Do this:
Copy the lines of the items exactly, from the first line through the line containing "In FIG. 11, the entry slot 84a", including that line.

++++ Records for the exercise

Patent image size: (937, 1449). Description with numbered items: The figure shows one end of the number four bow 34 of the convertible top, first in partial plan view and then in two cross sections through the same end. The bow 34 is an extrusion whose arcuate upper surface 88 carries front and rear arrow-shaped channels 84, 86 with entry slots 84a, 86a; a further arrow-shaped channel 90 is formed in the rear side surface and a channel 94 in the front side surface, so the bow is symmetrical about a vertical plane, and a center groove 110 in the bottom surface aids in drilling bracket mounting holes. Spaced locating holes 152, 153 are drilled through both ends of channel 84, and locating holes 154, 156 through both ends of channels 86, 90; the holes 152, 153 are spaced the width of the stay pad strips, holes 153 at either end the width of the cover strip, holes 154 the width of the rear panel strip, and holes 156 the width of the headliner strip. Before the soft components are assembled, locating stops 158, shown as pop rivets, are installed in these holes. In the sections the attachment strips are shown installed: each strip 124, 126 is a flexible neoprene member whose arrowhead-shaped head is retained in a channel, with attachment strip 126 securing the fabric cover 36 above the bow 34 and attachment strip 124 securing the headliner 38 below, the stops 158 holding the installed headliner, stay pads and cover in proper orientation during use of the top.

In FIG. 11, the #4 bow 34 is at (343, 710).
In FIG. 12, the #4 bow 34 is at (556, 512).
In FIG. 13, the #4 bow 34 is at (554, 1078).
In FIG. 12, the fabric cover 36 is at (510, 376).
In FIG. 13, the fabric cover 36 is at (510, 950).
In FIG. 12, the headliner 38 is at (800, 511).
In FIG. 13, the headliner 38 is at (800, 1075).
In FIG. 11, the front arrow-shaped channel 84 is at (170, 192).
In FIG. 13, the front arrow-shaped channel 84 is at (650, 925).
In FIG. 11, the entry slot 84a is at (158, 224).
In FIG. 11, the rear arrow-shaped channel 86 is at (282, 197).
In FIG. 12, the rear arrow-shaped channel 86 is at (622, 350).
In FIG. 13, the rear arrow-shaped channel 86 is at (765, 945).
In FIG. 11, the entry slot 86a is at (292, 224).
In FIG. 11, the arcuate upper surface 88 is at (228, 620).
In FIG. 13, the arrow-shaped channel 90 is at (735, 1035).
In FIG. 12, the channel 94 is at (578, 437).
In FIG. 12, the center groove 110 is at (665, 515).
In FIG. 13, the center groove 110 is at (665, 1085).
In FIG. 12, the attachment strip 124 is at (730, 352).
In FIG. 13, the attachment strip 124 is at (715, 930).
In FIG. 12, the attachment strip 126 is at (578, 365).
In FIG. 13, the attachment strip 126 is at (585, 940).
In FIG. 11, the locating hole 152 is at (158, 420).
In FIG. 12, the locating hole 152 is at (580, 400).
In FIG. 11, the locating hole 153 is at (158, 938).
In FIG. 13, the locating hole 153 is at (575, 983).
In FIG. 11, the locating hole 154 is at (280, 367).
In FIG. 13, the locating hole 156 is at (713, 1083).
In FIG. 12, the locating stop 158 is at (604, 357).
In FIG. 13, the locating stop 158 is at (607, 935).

++++++++

Result for this exercise:
Patent image size: (937, 1449). Description with numbered items: The figure shows one end of the number four bow 34 of the convertible top, first in partial plan view and then in two cross sections through the same end. The bow 34 is an extrusion whose arcuate upper surface 88 carries front and rear arrow-shaped channels 84, 86 with entry slots 84a, 86a; a further arrow-shaped channel 90 is formed in the rear side surface and a channel 94 in the front side surface, so the bow is symmetrical about a vertical plane, and a center groove 110 in the bottom surface aids in drilling bracket mounting holes. Spaced locating holes 152, 153 are drilled through both ends of channel 84, and locating holes 154, 156 through both ends of channels 86, 90; the holes 152, 153 are spaced the width of the stay pad strips, holes 153 at either end the width of the cover strip, holes 154 the width of the rear panel strip, and holes 156 the width of the headliner strip. Before the soft components are assembled, locating stops 158, shown as pop rivets, are installed in these holes. In the sections the attachment strips are shown installed: each strip 124, 126 is a flexible neoprene member whose arrowhead-shaped head is retained in a channel, with attachment strip 126 securing the fabric cover 36 above the bow 34 and attachment strip 124 securing the headliner 38 below, the stops 158 holding the installed headliner, stay pads and cover in proper orientation during use of the top.

In FIG. 11, the #4 bow 34 is at (343, 710).
In FIG. 12, the #4 bow 34 is at (556, 512).
In FIG. 13, the #4 bow 34 is at (554, 1078).
In FIG. 12, the fabric cover 36 is at (510, 376).
In FIG. 13, the fabric cover 36 is at (510, 950).
In FIG. 12, the headliner 38 is at (800, 511).
In FIG. 13, the headliner 38 is at (800, 1075).
In FIG. 11, the front arrow-shaped channel 84 is at (170, 192).
In FIG. 13, the front arrow-shaped channel 84 is at (650, 925).
In FIG. 11, the entry slot 84a is at (158, 224).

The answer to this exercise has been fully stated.